> **Task requirements**
Find each line that has the string "time" and give the total, with nothing else.

Rows from a figure dataset

....

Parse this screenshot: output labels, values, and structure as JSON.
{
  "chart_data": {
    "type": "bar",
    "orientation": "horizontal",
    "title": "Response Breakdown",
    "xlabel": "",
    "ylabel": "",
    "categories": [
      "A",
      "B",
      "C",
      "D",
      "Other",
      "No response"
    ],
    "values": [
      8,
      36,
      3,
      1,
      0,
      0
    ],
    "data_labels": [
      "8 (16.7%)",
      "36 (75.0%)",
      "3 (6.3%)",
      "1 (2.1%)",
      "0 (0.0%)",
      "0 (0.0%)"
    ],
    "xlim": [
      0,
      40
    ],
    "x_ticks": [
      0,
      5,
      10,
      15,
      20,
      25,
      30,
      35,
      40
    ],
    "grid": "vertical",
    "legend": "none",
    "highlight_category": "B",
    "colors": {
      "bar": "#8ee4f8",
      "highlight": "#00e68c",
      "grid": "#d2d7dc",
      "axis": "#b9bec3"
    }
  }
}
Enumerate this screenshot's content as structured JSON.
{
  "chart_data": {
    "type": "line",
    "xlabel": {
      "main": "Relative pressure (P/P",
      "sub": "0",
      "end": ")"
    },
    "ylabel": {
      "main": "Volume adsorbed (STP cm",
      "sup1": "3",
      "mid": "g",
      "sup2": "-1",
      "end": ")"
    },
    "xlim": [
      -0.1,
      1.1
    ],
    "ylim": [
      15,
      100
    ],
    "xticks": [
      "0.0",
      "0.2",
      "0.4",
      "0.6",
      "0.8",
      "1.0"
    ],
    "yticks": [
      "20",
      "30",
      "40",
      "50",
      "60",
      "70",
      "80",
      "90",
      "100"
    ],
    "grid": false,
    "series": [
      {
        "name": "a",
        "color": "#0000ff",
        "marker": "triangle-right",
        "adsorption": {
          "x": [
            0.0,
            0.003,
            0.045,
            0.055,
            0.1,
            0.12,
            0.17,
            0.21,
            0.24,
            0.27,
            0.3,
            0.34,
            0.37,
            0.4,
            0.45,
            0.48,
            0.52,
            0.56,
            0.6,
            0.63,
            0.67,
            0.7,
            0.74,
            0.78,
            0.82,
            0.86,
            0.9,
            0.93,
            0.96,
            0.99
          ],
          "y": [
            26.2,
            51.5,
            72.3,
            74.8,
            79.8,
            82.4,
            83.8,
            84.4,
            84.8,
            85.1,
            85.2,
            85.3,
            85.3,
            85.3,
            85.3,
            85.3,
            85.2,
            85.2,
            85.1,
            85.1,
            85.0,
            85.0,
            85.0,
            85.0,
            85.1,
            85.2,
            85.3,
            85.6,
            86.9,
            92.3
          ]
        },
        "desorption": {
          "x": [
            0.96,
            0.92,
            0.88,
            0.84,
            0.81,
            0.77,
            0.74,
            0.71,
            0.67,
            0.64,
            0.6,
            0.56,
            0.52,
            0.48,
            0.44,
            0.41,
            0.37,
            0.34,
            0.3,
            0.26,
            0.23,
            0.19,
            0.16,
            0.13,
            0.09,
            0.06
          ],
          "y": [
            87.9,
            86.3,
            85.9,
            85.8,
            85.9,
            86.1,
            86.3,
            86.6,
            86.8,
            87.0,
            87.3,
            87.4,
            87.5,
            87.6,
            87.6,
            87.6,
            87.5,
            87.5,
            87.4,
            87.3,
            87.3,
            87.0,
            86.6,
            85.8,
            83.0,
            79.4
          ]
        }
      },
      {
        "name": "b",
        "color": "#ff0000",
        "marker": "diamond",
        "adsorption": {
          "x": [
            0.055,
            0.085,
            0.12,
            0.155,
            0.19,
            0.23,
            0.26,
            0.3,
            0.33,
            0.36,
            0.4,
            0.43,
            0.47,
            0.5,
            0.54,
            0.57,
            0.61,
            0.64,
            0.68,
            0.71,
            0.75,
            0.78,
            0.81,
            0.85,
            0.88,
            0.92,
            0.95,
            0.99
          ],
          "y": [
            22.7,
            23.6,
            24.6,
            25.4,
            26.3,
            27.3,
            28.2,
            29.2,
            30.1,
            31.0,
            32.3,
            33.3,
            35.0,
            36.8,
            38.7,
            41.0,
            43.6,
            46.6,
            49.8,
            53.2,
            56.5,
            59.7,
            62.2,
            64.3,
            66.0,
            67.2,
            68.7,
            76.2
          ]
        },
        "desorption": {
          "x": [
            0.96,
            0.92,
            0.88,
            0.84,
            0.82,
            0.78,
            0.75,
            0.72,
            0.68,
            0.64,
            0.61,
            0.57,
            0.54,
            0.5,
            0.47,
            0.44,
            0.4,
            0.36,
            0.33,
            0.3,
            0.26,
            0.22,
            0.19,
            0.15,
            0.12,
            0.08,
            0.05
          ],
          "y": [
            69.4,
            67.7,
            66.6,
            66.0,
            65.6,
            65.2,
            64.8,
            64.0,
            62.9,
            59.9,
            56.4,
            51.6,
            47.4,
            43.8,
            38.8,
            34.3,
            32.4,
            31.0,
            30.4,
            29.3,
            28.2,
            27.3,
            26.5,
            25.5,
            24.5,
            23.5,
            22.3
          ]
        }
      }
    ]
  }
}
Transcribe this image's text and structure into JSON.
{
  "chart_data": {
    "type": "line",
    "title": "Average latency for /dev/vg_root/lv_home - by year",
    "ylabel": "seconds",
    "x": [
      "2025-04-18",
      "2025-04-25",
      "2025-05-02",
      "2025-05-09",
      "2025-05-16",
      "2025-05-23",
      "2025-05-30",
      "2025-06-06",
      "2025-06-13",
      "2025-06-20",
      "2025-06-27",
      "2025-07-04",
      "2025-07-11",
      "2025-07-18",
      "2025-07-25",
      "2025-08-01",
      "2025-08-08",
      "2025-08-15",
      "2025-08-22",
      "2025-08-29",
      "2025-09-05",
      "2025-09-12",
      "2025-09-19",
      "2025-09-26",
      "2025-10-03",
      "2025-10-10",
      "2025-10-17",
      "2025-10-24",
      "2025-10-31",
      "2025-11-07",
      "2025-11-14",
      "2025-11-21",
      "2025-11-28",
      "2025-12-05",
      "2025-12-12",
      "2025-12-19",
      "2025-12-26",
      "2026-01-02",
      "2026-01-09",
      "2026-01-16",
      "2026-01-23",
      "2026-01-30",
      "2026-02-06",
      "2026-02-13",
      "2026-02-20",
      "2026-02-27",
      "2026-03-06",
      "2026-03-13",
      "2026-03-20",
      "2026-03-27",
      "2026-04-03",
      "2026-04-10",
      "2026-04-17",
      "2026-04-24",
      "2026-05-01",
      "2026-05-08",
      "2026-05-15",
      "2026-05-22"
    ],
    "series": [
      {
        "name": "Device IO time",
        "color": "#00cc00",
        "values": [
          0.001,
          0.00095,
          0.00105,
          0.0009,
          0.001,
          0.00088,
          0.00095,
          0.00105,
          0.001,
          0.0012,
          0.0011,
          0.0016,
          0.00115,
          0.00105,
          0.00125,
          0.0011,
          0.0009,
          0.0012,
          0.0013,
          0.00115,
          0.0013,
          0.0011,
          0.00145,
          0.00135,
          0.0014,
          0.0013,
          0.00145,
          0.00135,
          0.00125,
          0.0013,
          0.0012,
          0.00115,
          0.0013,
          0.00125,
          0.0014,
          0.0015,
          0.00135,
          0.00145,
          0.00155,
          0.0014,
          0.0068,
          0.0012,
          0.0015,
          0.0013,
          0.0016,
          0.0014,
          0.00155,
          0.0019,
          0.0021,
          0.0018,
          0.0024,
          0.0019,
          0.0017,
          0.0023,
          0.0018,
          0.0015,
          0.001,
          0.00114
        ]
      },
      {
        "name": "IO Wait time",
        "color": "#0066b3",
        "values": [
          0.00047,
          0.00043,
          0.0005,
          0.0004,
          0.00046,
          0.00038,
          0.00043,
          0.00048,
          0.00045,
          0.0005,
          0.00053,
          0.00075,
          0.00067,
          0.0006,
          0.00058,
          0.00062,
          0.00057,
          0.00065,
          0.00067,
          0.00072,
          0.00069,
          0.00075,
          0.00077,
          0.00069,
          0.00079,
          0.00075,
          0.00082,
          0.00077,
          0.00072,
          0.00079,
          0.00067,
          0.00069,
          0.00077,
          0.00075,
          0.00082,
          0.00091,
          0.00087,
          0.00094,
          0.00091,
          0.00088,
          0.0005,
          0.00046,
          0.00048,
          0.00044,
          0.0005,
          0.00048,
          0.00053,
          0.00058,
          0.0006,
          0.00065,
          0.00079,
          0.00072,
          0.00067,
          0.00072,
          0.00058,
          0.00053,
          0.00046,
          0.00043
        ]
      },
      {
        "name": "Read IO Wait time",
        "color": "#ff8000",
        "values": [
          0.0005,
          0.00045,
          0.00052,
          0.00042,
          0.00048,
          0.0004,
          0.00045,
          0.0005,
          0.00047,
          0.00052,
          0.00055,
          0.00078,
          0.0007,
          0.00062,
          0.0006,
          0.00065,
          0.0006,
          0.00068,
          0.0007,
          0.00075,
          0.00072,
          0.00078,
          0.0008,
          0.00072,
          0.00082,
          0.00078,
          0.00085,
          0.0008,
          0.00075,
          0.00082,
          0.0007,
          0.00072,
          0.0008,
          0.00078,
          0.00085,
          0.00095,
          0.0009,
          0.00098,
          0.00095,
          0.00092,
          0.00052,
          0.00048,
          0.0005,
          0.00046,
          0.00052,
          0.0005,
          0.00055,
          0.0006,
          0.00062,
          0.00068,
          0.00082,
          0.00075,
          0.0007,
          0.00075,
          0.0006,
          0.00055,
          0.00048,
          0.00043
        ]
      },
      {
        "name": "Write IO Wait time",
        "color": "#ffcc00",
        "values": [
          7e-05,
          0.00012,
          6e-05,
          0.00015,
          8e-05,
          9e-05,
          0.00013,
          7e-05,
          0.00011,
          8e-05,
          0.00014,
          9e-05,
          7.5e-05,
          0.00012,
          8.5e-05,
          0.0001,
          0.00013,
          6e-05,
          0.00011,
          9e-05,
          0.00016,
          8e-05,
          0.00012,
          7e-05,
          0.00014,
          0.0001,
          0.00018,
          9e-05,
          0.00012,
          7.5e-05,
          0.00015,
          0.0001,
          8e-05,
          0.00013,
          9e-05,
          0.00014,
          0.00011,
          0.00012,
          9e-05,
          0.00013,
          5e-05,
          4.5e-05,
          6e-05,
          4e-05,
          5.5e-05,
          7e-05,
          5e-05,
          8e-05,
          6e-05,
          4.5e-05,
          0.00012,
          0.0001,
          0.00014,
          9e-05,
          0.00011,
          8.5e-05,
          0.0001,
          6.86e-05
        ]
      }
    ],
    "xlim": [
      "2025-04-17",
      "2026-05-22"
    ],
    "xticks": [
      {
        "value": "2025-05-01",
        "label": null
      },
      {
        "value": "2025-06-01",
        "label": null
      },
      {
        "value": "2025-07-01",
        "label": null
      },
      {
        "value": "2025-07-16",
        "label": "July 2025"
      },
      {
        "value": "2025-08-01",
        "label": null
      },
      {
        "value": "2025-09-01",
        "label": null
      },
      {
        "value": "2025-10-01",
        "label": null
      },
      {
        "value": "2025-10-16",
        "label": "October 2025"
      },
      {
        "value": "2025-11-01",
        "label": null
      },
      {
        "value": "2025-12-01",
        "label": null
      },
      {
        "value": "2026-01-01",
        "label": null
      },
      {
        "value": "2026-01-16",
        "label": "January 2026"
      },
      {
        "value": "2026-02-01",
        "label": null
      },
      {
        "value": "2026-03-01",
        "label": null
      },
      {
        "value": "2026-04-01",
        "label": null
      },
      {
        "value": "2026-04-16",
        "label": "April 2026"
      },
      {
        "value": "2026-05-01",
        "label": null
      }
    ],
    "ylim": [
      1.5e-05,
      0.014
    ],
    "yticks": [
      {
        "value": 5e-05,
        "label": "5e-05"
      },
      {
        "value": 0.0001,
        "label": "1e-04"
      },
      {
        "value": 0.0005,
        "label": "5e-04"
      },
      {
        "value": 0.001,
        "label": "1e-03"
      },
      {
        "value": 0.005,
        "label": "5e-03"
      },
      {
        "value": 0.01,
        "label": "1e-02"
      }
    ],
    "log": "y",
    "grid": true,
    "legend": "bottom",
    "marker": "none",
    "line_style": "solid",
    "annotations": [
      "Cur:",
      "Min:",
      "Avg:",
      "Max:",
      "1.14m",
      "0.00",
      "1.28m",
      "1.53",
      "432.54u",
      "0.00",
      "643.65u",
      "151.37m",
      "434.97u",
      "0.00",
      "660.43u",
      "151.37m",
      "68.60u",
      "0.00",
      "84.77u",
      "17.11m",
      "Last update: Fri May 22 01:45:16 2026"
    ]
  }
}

....

> **Final result**
4